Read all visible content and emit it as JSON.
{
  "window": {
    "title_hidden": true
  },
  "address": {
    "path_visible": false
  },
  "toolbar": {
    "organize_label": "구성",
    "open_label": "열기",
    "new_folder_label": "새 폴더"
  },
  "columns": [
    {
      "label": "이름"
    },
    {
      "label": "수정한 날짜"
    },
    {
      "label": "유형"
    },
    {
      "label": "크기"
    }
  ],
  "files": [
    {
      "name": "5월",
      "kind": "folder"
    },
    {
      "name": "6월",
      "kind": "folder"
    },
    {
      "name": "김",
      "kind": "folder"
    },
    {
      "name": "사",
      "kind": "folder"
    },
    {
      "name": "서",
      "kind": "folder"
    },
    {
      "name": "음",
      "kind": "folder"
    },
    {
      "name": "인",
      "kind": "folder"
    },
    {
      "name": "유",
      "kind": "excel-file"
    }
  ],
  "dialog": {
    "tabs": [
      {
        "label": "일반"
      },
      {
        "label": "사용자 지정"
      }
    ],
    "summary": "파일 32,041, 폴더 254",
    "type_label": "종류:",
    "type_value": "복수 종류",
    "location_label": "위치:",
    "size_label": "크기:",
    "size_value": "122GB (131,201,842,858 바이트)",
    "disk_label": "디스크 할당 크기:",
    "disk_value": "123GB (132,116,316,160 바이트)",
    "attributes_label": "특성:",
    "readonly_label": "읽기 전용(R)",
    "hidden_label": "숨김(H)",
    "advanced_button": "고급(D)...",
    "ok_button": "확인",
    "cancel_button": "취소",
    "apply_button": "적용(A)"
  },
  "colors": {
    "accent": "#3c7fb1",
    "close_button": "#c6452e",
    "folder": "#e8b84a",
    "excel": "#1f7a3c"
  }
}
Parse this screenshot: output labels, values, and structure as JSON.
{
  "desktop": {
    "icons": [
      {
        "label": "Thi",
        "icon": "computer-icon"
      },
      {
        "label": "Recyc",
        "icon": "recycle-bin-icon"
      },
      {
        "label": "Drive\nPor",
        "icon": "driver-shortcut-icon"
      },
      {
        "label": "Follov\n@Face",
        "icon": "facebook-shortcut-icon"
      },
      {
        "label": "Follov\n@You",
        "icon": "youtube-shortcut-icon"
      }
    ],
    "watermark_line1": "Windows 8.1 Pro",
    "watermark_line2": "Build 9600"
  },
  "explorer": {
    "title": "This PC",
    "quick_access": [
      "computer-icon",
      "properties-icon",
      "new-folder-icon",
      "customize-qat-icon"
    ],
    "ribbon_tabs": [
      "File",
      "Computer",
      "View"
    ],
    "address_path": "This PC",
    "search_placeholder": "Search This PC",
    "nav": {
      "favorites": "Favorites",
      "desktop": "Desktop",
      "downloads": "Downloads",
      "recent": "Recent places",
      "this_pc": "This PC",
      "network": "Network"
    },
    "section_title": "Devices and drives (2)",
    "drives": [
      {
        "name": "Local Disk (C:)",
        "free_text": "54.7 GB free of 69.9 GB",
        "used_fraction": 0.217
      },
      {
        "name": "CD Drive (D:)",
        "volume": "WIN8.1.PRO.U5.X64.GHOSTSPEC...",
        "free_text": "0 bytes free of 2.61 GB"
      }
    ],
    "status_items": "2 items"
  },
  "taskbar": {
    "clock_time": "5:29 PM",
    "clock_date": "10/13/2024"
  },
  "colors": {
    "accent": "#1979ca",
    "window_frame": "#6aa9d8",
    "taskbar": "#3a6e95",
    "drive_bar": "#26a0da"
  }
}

▶ [EXERCISE AIM] Retype the listing exactly, in full.

▶ [EXERCISE RESULT]
Read all visible content and emit it as JSON.
{
  "window": {
    "title_hidden": true
  },
  "address": {
    "path_visible": false
  },
  "toolbar": {
    "organize_label": "구성",
    "open_label": "열기",
    "new_folder_label": "새 폴더"
  },
  "columns": [
    {
      "label": "이름"
    },
    {
      "label": "수정한 날짜"
    },
    {
      "label": "유형"
    },
    {
      "label": "크기"
    }
  ],
  "files": [
    {
      "name": "5월",
      "kind": "folder"
    },
    {
      "name": "6월",
      "kind": "folder"
    },
    {
      "name": "김",
      "kind": "folder"
    },
    {
      "name": "사",
      "kind": "folder"
    },
    {
      "name": "서",
      "kind": "folder"
    },
    {
      "name": "음",
      "kind": "folder"
    },
    {
      "name": "인",
      "kind": "folder"
    },
    {
      "name": "유",
      "kind": "excel-file"
    }
  ],
  "dialog": {
    "tabs": [
      {
        "label": "일반"
      },
      {
        "label": "사용자 지정"
      }
    ],
    "summary": "파일 32,041, 폴더 254",
    "type_label": "종류:",
    "type_value": "복수 종류",
    "location_label": "위치:",
    "size_label": "크기:",
    "size_value": "122GB (131,201,842,858 바이트)",
    "disk_label": "디스크 할당 크기:",
    "disk_value": "123GB (132,116,316,160 바이트)",
    "attributes_label": "특성:",
    "readonly_label": "읽기 전용(R)",
    "hidden_label": "숨김(H)",
    "advanced_button": "고급(D)...",
    "ok_button": "확인",
    "cancel_button": "취소",
    "apply_button": "적용(A)"
  },
  "colors": {
    "accent": "#3c7fb1",
    "close_button": "#c6452e",
    "folder": "#e8b84a",
    "excel": "#1f7a3c"
  }
}
Parse this screenshot: output labels, values, and structure as JSON.
{
  "desktop": {
    "icons": [
      {
        "label": "Thi",
        "icon": "computer-icon"
      },
      {
        "label": "Recyc",
        "icon": "recycle-bin-icon"
      },
      {
        "label": "Drive\nPor",
        "icon": "driver-shortcut-icon"
      },
      {
        "label": "Follov\n@Face",
        "icon": "facebook-shortcut-icon"
      },
      {
        "label": "Follov\n@You",
        "icon": "youtube-shortcut-icon"
      }
    ],
    "watermark_line1": "Windows 8.1 Pro",
    "watermark_line2": "Build 9600"
  },
  "explorer": {
    "title": "This PC",
    "quick_access": [
      "computer-icon",
      "properties-icon",
      "new-folder-icon",
      "customize-qat-icon"
    ],
    "ribbon_tabs": [
      "File",
      "Computer",
      "View"
    ],
    "address_path": "This PC",
    "search_placeholder": "Search This PC",
    "nav": {
      "favorites": "Favorites",
      "desktop": "Desktop",
      "downloads": "Downloads",
      "recent": "Recent places",
      "this_pc": "This PC",
      "network": "Network"
    },
    "section_title": "Devices and drives (2)",
    "drives": [
      {
        "name": "Local Disk (C:)",
        "free_text": "54.7 GB free of 69.9 GB",
        "used_fraction": 0.217
      },
      {
        "name": "CD Drive (D:)",
        "volume": "WIN8.1.PRO.U5.X64.GHOSTSPEC...",
        "free_text": "0 bytes free of 2.61 GB"
      }
    ],
    "status_items": "2 items"
  },
  "taskbar": {
    "clock_time": "5:29 PM",
    "clock_date": "10/13/2024"
  },
  "colors": {
    "accent": "#1979ca",
    "window_frame": "#6aa9d8",
    "taskbar": "#3a6e95",
    "drive_bar": "#26a0da"
  }
}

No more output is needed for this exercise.